-- Start Data to process --

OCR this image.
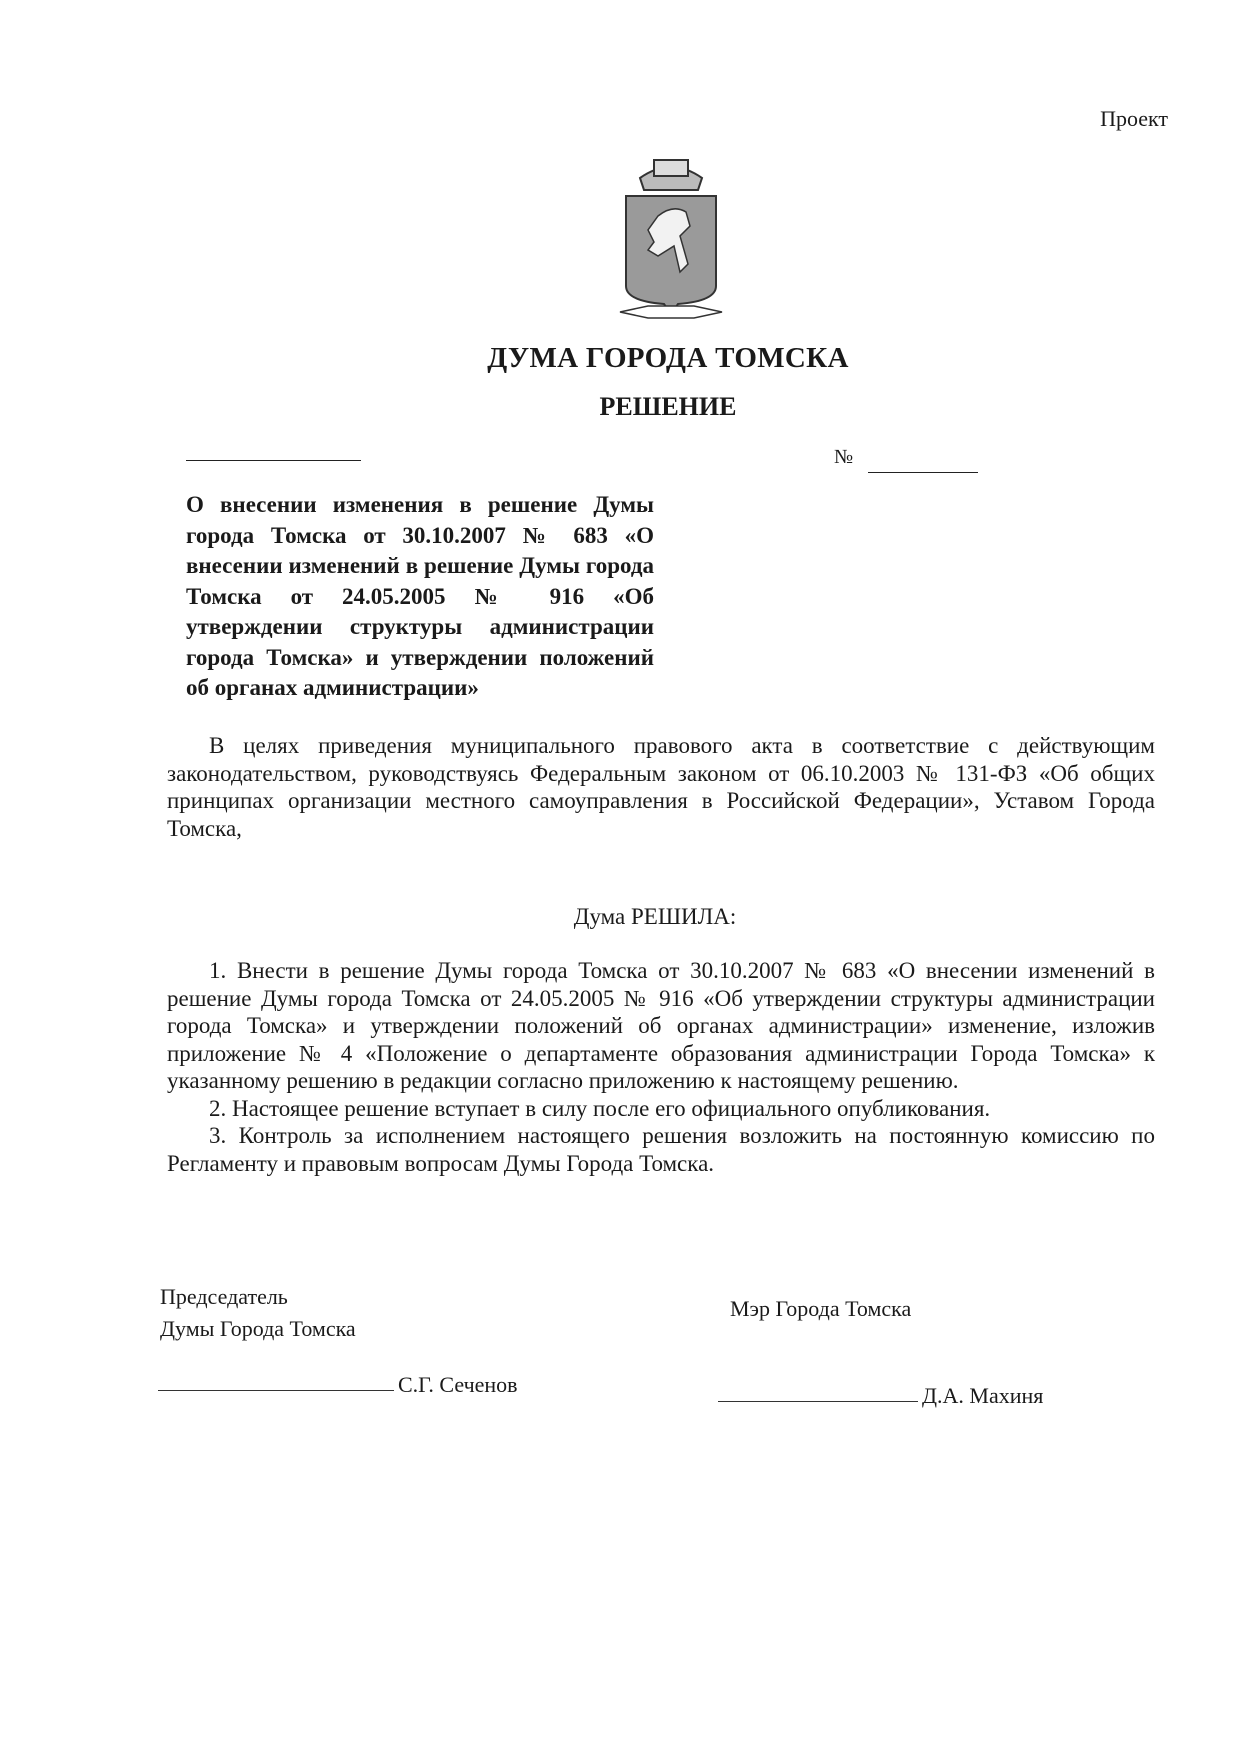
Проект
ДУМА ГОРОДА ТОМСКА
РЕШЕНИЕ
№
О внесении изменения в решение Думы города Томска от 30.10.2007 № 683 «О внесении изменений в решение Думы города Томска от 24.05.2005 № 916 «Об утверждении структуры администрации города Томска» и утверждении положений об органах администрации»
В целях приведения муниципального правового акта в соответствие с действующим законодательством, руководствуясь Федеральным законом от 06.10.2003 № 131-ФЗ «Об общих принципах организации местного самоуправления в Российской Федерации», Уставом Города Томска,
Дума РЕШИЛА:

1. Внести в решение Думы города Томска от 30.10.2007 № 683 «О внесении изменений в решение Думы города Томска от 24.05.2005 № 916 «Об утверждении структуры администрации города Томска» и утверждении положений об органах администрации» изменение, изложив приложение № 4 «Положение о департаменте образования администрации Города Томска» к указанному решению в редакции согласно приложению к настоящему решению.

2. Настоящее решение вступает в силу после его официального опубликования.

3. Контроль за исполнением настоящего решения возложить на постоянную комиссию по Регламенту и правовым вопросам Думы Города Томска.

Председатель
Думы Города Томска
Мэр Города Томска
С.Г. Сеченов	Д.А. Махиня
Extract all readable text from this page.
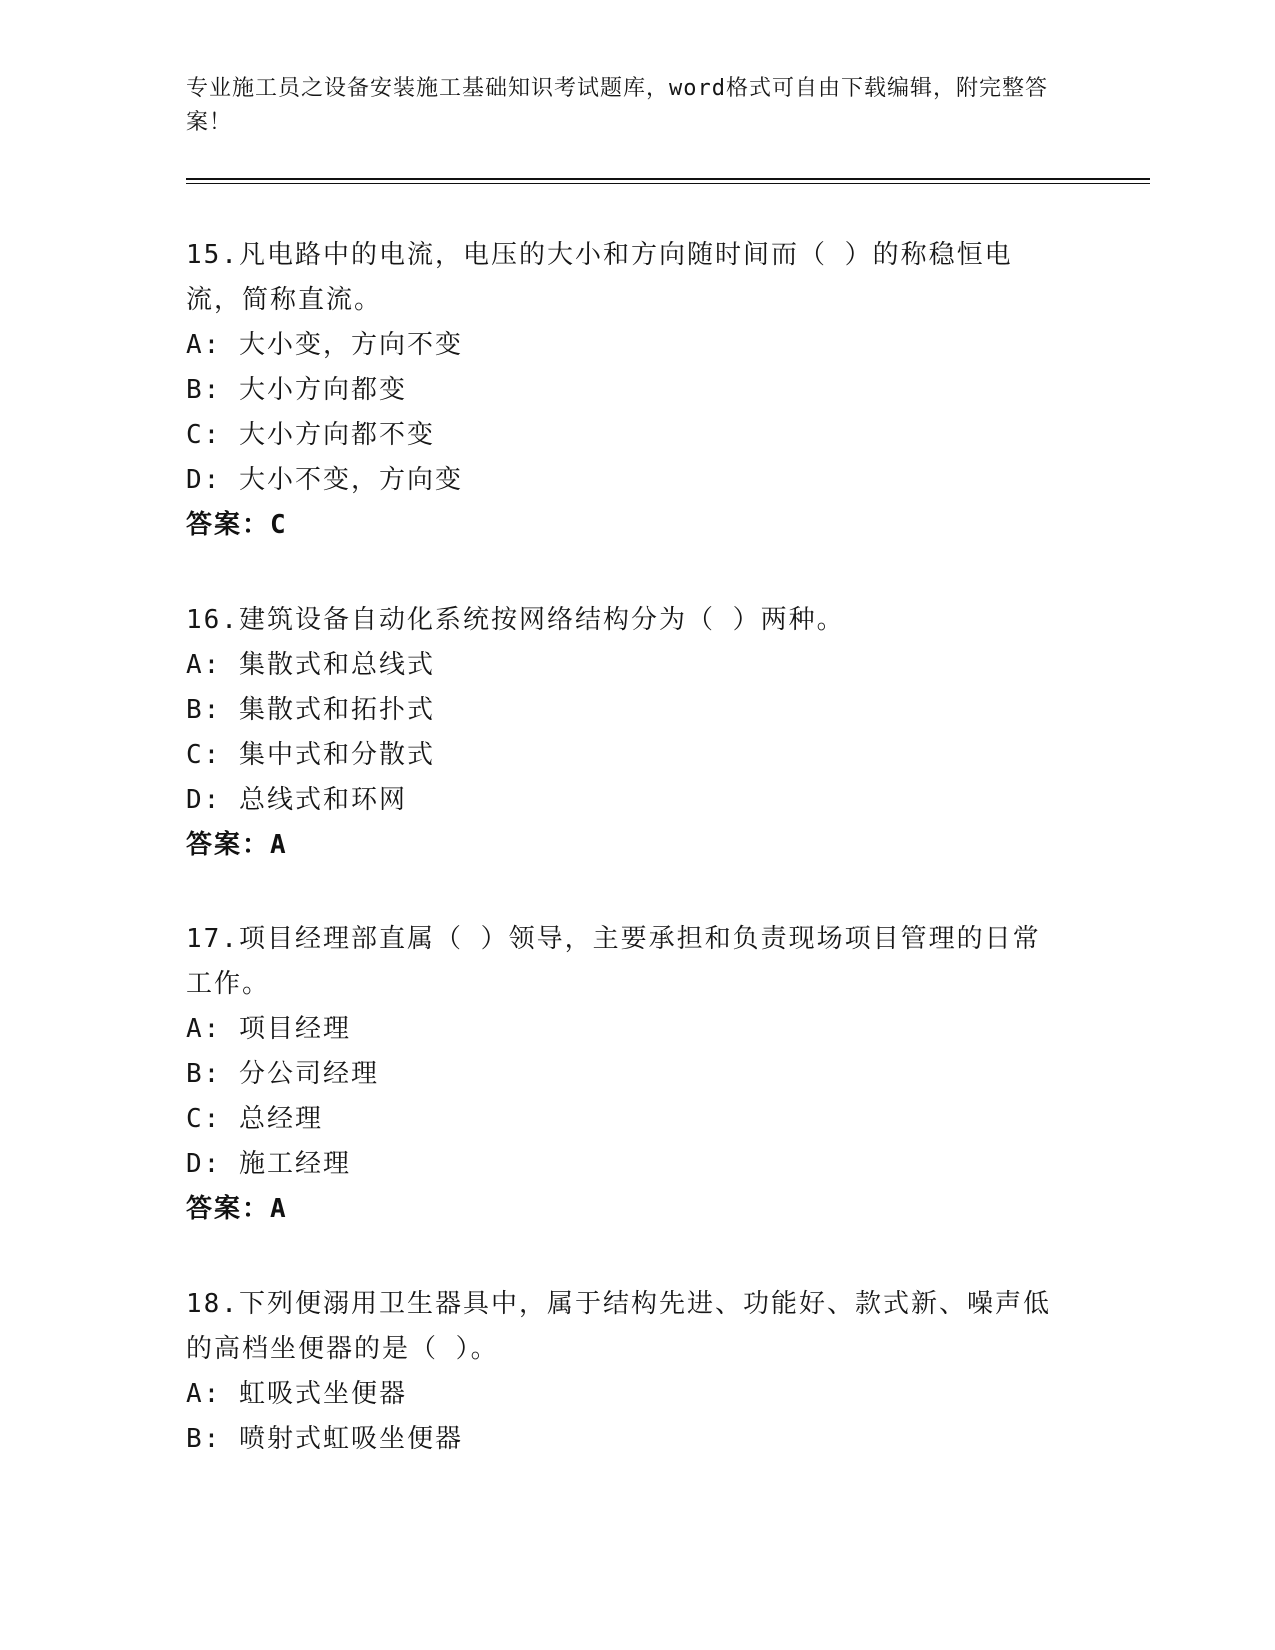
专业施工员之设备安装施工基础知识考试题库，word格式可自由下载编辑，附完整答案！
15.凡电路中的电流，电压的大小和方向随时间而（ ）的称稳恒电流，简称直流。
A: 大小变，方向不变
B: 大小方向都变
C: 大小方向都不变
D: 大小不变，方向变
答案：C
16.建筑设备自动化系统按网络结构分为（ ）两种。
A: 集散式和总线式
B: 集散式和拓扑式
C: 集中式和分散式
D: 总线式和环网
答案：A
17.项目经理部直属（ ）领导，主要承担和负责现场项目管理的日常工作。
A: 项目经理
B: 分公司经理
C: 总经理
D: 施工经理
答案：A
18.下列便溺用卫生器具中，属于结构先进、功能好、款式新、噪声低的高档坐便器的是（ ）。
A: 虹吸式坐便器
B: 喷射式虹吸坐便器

-- End Data to process --
-- Start Data to process --

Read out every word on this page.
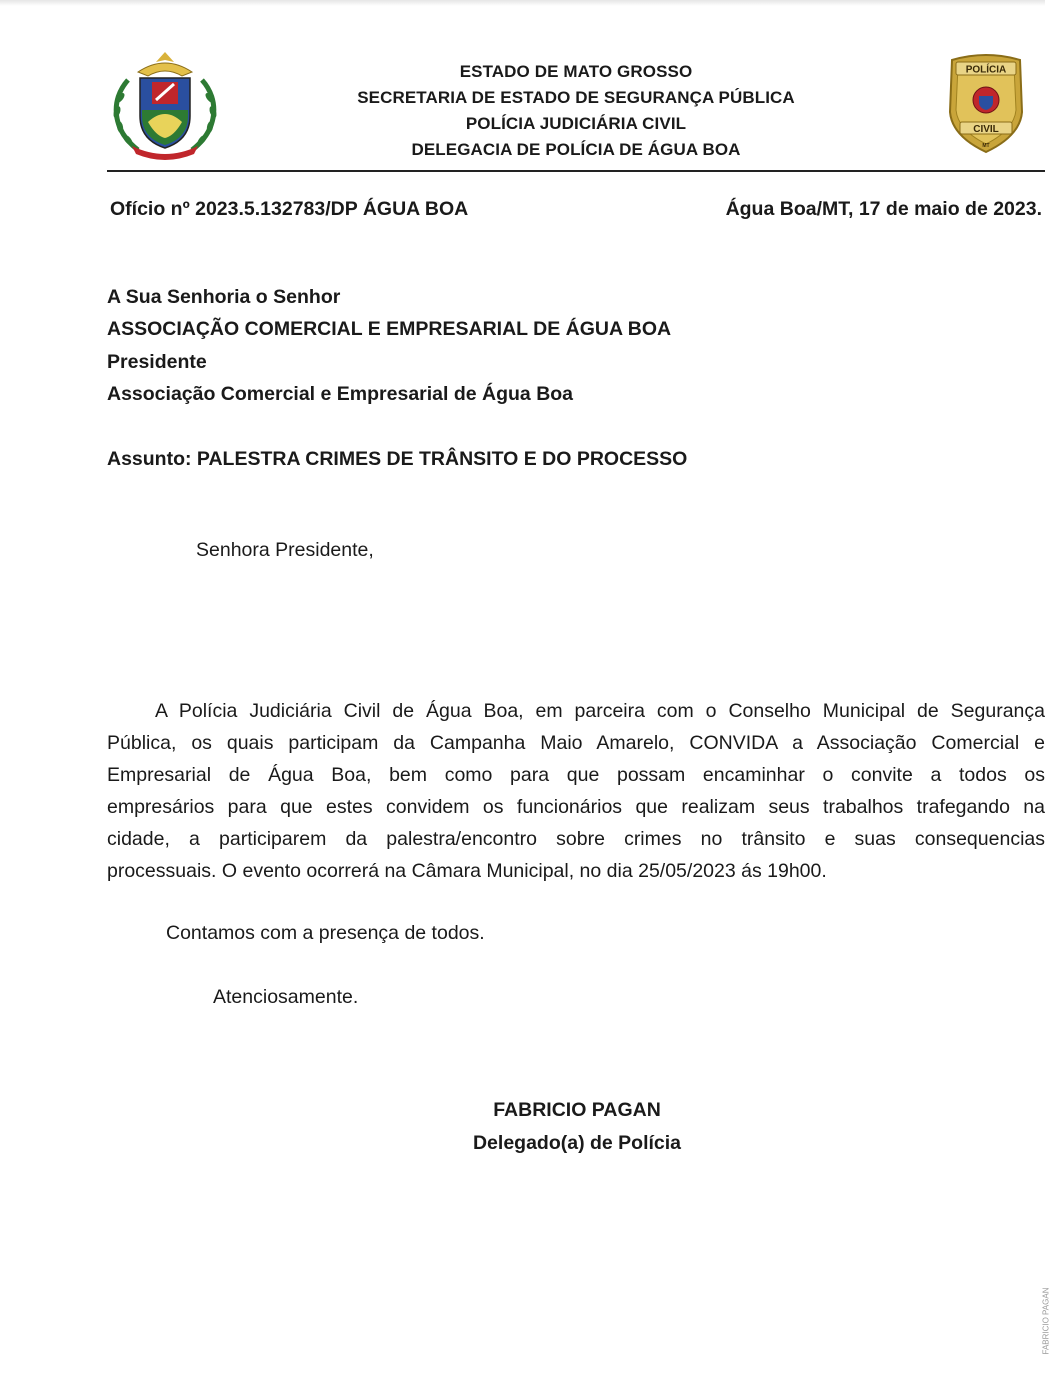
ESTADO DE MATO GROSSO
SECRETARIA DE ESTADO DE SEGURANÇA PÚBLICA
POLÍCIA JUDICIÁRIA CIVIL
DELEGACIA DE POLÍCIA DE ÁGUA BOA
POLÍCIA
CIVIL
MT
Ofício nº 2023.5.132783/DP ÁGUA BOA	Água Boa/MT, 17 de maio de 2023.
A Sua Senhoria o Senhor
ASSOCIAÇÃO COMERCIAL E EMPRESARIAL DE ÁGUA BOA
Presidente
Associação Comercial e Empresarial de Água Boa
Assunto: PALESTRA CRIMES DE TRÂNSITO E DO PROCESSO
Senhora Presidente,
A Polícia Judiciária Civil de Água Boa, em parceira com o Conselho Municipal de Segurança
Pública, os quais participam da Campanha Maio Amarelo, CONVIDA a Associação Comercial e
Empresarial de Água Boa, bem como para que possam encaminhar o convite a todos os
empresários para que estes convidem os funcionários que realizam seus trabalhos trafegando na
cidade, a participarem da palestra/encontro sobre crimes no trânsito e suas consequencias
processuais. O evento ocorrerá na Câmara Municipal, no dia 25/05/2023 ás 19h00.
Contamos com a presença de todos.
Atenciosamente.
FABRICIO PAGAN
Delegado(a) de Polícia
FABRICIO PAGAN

-- End Data to process --
-- Start Data to process --

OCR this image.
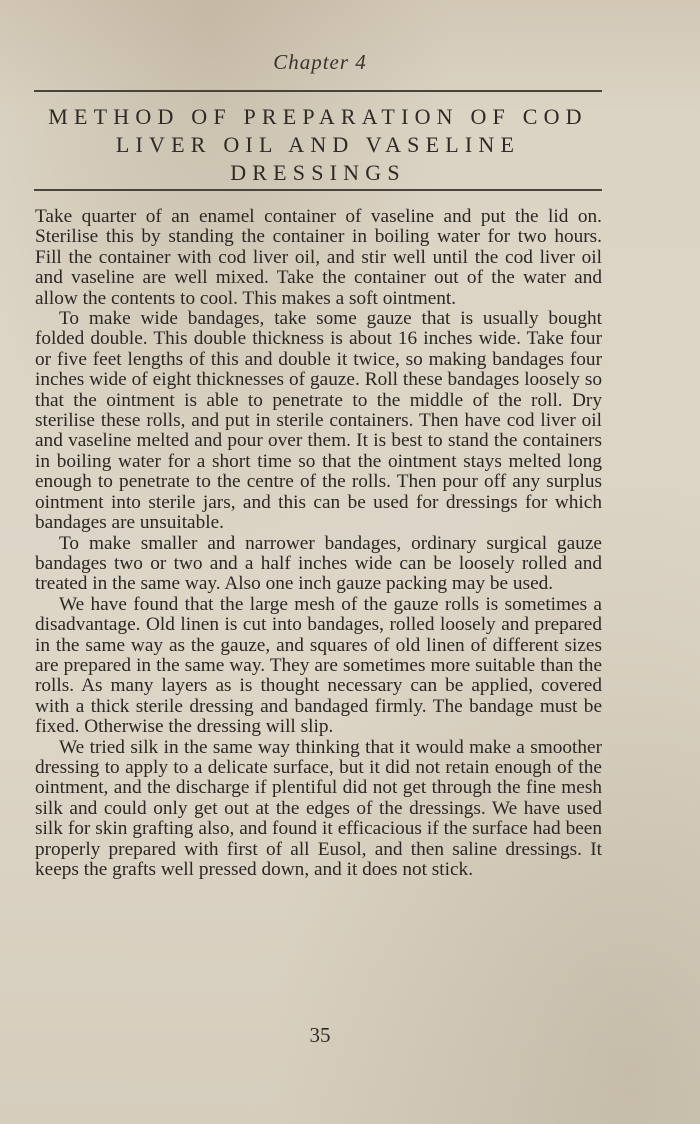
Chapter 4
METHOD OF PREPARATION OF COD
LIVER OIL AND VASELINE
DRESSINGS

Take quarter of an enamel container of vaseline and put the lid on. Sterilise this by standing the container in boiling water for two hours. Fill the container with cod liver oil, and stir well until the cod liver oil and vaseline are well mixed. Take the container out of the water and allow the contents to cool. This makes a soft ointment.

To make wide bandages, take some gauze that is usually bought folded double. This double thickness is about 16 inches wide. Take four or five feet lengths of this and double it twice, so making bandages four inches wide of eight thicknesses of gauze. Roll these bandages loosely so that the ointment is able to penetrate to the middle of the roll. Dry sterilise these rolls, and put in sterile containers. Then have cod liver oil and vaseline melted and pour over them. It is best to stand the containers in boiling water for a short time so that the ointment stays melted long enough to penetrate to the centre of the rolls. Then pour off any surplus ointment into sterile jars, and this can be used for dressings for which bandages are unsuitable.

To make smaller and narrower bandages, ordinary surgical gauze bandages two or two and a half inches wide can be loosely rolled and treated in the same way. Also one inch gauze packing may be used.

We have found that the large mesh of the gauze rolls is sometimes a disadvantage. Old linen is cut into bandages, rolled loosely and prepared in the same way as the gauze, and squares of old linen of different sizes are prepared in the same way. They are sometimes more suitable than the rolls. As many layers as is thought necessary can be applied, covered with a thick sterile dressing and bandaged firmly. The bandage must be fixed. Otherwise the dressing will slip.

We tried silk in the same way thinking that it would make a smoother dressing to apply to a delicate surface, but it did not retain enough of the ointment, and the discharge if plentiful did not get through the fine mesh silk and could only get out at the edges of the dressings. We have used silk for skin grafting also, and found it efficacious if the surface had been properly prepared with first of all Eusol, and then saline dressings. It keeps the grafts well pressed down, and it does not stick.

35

-- End Data to process --

• Problem requirements: Copy in full each line that holds the word "положений".

• Reply:
О внесении изменения в решение Думы города Томска от 30.10.2007 № 683 «О внесении изменений в решение Думы города Томска от 24.05.2005 № 916 «Об утверждении структуры администрации города Томска» и утверждении положений об органах администрации»
1. Внести в решение Думы города Томска от 30.10.2007 № 683 «О внесении изменений в решение Думы города Томска от 24.05.2005 № 916 «Об утверждении структуры администрации города Томска» и утверждении положений об органах администрации» изменение, изложив приложение № 4 «Положение о департаменте образования администрации Города Томска» к указанному решению в редакции согласно приложению к настоящему решению.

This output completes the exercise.